Required work: Output the material below in its entirety, exactly as given.
--- START ---
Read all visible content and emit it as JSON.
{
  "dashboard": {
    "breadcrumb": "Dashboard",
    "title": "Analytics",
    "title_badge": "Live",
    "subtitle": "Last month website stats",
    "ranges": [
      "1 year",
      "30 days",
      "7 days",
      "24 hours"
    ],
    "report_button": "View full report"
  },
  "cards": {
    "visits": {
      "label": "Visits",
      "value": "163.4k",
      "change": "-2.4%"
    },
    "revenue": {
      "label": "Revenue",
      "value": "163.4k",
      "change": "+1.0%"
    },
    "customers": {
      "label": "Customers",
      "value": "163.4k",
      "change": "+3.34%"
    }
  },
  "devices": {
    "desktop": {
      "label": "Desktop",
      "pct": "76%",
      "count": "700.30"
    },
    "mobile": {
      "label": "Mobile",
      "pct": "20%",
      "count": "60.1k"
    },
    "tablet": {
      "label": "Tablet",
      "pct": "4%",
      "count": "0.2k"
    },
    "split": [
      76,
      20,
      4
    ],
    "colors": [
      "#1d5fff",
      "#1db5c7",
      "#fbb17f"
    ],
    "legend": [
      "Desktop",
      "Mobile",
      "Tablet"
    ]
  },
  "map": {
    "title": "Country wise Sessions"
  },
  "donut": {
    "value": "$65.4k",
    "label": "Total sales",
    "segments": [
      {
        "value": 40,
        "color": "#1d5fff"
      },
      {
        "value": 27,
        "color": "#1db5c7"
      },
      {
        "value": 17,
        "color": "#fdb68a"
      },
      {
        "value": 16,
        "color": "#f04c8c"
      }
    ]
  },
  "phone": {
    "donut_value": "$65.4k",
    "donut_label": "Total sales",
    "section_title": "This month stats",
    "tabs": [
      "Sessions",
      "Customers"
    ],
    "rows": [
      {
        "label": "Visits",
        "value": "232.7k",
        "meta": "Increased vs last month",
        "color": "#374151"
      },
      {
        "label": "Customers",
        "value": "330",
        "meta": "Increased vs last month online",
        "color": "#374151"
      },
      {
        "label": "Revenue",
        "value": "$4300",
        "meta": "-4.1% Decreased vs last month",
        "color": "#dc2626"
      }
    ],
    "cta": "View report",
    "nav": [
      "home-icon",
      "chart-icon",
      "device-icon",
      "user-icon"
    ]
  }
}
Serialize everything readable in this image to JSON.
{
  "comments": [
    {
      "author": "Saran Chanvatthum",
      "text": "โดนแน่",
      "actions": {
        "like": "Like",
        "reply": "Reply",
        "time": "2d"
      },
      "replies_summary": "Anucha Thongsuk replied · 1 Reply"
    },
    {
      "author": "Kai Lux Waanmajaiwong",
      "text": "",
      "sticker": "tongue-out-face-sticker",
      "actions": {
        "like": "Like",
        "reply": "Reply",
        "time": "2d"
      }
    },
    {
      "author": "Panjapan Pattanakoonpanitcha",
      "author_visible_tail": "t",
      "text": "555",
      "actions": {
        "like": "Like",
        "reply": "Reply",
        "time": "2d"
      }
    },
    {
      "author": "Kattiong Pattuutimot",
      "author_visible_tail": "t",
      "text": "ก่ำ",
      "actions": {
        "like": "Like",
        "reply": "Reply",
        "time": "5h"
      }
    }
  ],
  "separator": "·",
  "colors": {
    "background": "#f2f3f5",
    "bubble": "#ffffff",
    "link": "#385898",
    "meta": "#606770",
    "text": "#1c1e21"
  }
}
--- END ---
Written solution:
Read all visible content and emit it as JSON.
{
  "dashboard": {
    "breadcrumb": "Dashboard",
    "title": "Analytics",
    "title_badge": "Live",
    "subtitle": "Last month website stats",
    "ranges": [
      "1 year",
      "30 days",
      "7 days",
      "24 hours"
    ],
    "report_button": "View full report"
  },
  "cards": {
    "visits": {
      "label": "Visits",
      "value": "163.4k",
      "change": "-2.4%"
    },
    "revenue": {
      "label": "Revenue",
      "value": "163.4k",
      "change": "+1.0%"
    },
    "customers": {
      "label": "Customers",
      "value": "163.4k",
      "change": "+3.34%"
    }
  },
  "devices": {
    "desktop": {
      "label": "Desktop",
      "pct": "76%",
      "count": "700.30"
    },
    "mobile": {
      "label": "Mobile",
      "pct": "20%",
      "count": "60.1k"
    },
    "tablet": {
      "label": "Tablet",
      "pct": "4%",
      "count": "0.2k"
    },
    "split": [
      76,
      20,
      4
    ],
    "colors": [
      "#1d5fff",
      "#1db5c7",
      "#fbb17f"
    ],
    "legend": [
      "Desktop",
      "Mobile",
      "Tablet"
    ]
  },
  "map": {
    "title": "Country wise Sessions"
  },
  "donut": {
    "value": "$65.4k",
    "label": "Total sales",
    "segments": [
      {
        "value": 40,
        "color": "#1d5fff"
      },
      {
        "value": 27,
        "color": "#1db5c7"
      },
      {
        "value": 17,
        "color": "#fdb68a"
      },
      {
        "value": 16,
        "color": "#f04c8c"
      }
    ]
  },
  "phone": {
    "donut_value": "$65.4k",
    "donut_label": "Total sales",
    "section_title": "This month stats",
    "tabs": [
      "Sessions",
      "Customers"
    ],
    "rows": [
      {
        "label": "Visits",
        "value": "232.7k",
        "meta": "Increased vs last month",
        "color": "#374151"
      },
      {
        "label": "Customers",
        "value": "330",
        "meta": "Increased vs last month online",
        "color": "#374151"
      },
      {
        "label": "Revenue",
        "value": "$4300",
        "meta": "-4.1% Decreased vs last month",
        "color": "#dc2626"
      }
    ],
    "cta": "View report",
    "nav": [
      "home-icon",
      "chart-icon",
      "device-icon",
      "user-icon"
    ]
  }
}
Serialize everything readable in this image to JSON.
{
  "comments": [
    {
      "author": "Saran Chanvatthum",
      "text": "โดนแน่",
      "actions": {
        "like": "Like",
        "reply": "Reply",
        "time": "2d"
      },
      "replies_summary": "Anucha Thongsuk replied · 1 Reply"
    },
    {
      "author": "Kai Lux Waanmajaiwong",
      "text": "",
      "sticker": "tongue-out-face-sticker",
      "actions": {
        "like": "Like",
        "reply": "Reply",
        "time": "2d"
      }
    },
    {
      "author": "Panjapan Pattanakoonpanitcha",
      "author_visible_tail": "t",
      "text": "555",
      "actions": {
        "like": "Like",
        "reply": "Reply",
        "time": "2d"
      }
    },
    {
      "author": "Kattiong Pattuutimot",
      "author_visible_tail": "t",
      "text": "ก่ำ",
      "actions": {
        "like": "Like",
        "reply": "Reply",
        "time": "5h"
      }
    }
  ],
  "separator": "·",
  "colors": {
    "background": "#f2f3f5",
    "bubble": "#ffffff",
    "link": "#385898",
    "meta": "#606770",
    "text": "#1c1e21"
  }
}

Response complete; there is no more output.